* [What the task asks]: A single number is the expected answer: the count of lines in the records below that contain "Befund".

* [Saved entries]:
==========

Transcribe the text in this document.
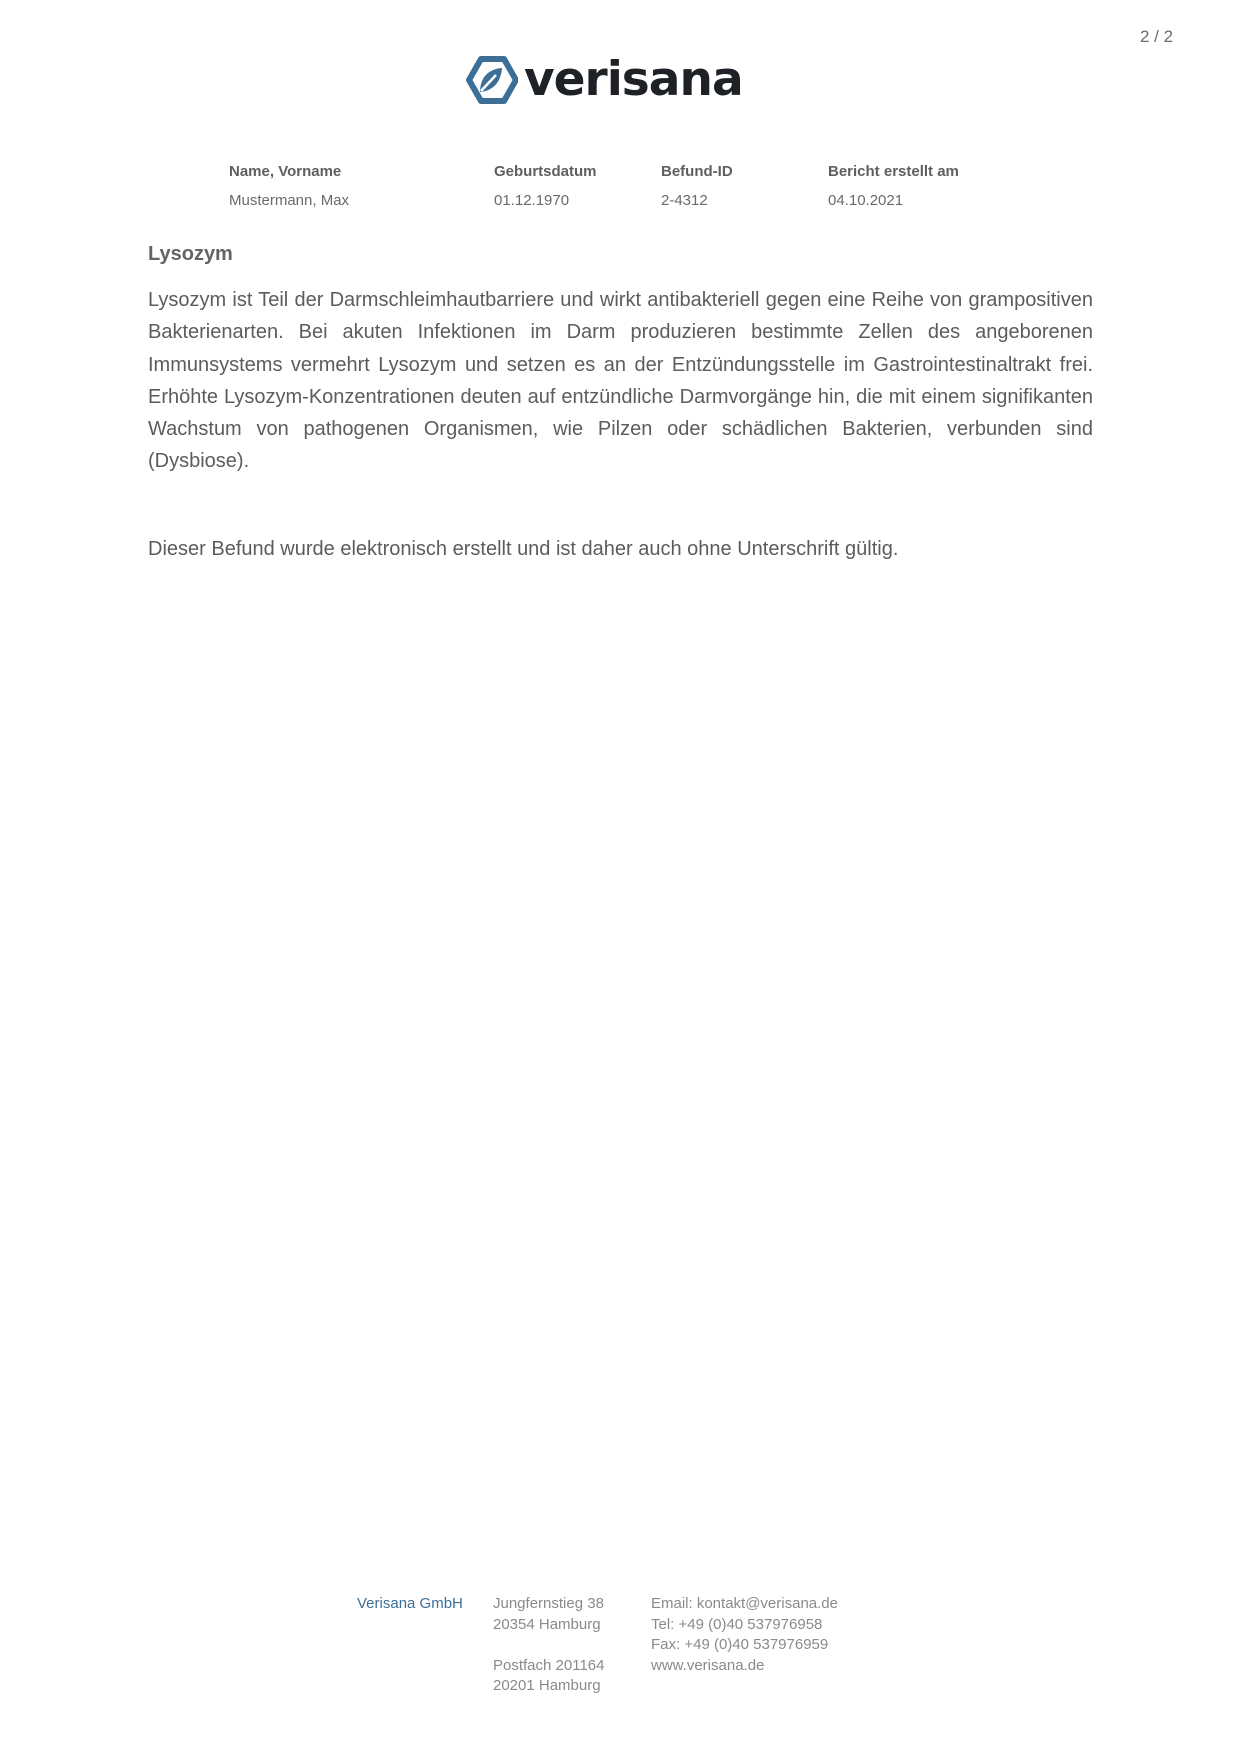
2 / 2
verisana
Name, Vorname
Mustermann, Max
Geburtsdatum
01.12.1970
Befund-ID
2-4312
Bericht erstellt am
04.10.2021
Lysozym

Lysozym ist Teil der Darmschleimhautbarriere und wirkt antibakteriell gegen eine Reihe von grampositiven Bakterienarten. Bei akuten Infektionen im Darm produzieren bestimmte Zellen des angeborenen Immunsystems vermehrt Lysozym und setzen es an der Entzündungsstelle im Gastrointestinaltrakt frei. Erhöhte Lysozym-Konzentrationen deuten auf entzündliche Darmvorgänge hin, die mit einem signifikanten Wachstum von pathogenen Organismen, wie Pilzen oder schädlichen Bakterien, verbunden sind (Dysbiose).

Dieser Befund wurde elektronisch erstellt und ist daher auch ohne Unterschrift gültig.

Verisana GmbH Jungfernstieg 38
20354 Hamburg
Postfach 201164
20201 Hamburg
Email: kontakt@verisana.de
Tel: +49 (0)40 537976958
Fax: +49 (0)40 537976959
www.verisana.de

==========

* [Response to this exercise]: 2